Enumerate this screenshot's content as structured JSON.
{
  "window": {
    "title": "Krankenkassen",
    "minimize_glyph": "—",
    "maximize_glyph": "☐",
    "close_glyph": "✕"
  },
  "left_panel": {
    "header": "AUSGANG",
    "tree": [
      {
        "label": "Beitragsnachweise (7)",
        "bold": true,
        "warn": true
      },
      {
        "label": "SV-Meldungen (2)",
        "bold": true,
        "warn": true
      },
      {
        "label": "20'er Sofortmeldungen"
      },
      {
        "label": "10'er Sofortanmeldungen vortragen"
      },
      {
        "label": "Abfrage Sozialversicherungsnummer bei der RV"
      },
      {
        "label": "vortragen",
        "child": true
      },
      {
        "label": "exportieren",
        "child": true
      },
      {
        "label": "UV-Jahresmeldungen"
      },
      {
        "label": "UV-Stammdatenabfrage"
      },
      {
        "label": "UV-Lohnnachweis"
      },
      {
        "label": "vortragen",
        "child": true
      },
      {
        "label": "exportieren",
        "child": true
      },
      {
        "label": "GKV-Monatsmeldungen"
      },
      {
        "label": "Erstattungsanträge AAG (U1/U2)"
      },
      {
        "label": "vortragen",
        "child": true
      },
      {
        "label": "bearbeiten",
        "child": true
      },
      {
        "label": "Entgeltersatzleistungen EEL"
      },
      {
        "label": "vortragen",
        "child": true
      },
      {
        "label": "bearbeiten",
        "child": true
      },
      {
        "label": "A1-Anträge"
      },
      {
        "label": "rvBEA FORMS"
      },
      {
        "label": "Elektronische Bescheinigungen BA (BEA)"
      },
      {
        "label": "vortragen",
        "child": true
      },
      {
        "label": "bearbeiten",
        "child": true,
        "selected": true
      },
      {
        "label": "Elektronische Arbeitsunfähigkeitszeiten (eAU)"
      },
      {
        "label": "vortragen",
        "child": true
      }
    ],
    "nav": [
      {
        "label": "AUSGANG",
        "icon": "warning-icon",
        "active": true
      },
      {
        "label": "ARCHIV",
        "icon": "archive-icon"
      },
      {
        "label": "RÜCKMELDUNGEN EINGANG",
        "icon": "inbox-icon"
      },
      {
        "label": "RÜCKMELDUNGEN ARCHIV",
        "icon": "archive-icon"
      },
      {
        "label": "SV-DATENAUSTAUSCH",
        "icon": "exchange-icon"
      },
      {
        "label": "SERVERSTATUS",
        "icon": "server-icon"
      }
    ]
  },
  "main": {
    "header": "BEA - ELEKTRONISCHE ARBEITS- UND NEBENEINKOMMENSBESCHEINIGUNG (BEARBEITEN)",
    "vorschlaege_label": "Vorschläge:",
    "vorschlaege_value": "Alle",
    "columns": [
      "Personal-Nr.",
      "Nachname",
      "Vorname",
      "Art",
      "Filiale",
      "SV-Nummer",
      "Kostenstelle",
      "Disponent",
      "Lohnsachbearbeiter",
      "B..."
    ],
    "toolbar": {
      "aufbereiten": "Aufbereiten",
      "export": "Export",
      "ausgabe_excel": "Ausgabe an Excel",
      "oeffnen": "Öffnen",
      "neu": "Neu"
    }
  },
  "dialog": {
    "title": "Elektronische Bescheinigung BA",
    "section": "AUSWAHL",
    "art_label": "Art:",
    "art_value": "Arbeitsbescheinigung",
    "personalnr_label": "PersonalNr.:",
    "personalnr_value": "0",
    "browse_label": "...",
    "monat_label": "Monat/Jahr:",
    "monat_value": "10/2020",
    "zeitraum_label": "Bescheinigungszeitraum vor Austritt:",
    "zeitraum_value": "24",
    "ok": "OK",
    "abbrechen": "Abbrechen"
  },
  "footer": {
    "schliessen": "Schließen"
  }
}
++++
GOAL -
Reproduce all data above, unchanged.

COMPLETE RESPONSE -
Enumerate this screenshot's content as structured JSON.
{
  "window": {
    "title": "Krankenkassen",
    "minimize_glyph": "—",
    "maximize_glyph": "☐",
    "close_glyph": "✕"
  },
  "left_panel": {
    "header": "AUSGANG",
    "tree": [
      {
        "label": "Beitragsnachweise (7)",
        "bold": true,
        "warn": true
      },
      {
        "label": "SV-Meldungen (2)",
        "bold": true,
        "warn": true
      },
      {
        "label": "20'er Sofortmeldungen"
      },
      {
        "label": "10'er Sofortanmeldungen vortragen"
      },
      {
        "label": "Abfrage Sozialversicherungsnummer bei der RV"
      },
      {
        "label": "vortragen",
        "child": true
      },
      {
        "label": "exportieren",
        "child": true
      },
      {
        "label": "UV-Jahresmeldungen"
      },
      {
        "label": "UV-Stammdatenabfrage"
      },
      {
        "label": "UV-Lohnnachweis"
      },
      {
        "label": "vortragen",
        "child": true
      },
      {
        "label": "exportieren",
        "child": true
      },
      {
        "label": "GKV-Monatsmeldungen"
      },
      {
        "label": "Erstattungsanträge AAG (U1/U2)"
      },
      {
        "label": "vortragen",
        "child": true
      },
      {
        "label": "bearbeiten",
        "child": true
      },
      {
        "label": "Entgeltersatzleistungen EEL"
      },
      {
        "label": "vortragen",
        "child": true
      },
      {
        "label": "bearbeiten",
        "child": true
      },
      {
        "label": "A1-Anträge"
      },
      {
        "label": "rvBEA FORMS"
      },
      {
        "label": "Elektronische Bescheinigungen BA (BEA)"
      },
      {
        "label": "vortragen",
        "child": true
      },
      {
        "label": "bearbeiten",
        "child": true,
        "selected": true
      },
      {
        "label": "Elektronische Arbeitsunfähigkeitszeiten (eAU)"
      },
      {
        "label": "vortragen",
        "child": true
      }
    ],
    "nav": [
      {
        "label": "AUSGANG",
        "icon": "warning-icon",
        "active": true
      },
      {
        "label": "ARCHIV",
        "icon": "archive-icon"
      },
      {
        "label": "RÜCKMELDUNGEN EINGANG",
        "icon": "inbox-icon"
      },
      {
        "label": "RÜCKMELDUNGEN ARCHIV",
        "icon": "archive-icon"
      },
      {
        "label": "SV-DATENAUSTAUSCH",
        "icon": "exchange-icon"
      },
      {
        "label": "SERVERSTATUS",
        "icon": "server-icon"
      }
    ]
  },
  "main": {
    "header": "BEA - ELEKTRONISCHE ARBEITS- UND NEBENEINKOMMENSBESCHEINIGUNG (BEARBEITEN)",
    "vorschlaege_label": "Vorschläge:",
    "vorschlaege_value": "Alle",
    "columns": [
      "Personal-Nr.",
      "Nachname",
      "Vorname",
      "Art",
      "Filiale",
      "SV-Nummer",
      "Kostenstelle",
      "Disponent",
      "Lohnsachbearbeiter",
      "B..."
    ],
    "toolbar": {
      "aufbereiten": "Aufbereiten",
      "export": "Export",
      "ausgabe_excel": "Ausgabe an Excel",
      "oeffnen": "Öffnen",
      "neu": "Neu"
    }
  },
  "dialog": {
    "title": "Elektronische Bescheinigung BA",
    "section": "AUSWAHL",
    "art_label": "Art:",
    "art_value": "Arbeitsbescheinigung",
    "personalnr_label": "PersonalNr.:",
    "personalnr_value": "0",
    "browse_label": "...",
    "monat_label": "Monat/Jahr:",
    "monat_value": "10/2020",
    "zeitraum_label": "Bescheinigungszeitraum vor Austritt:",
    "zeitraum_value": "24",
    "ok": "OK",
    "abbrechen": "Abbrechen"
  },
  "footer": {
    "schliessen": "Schließen"
  }
}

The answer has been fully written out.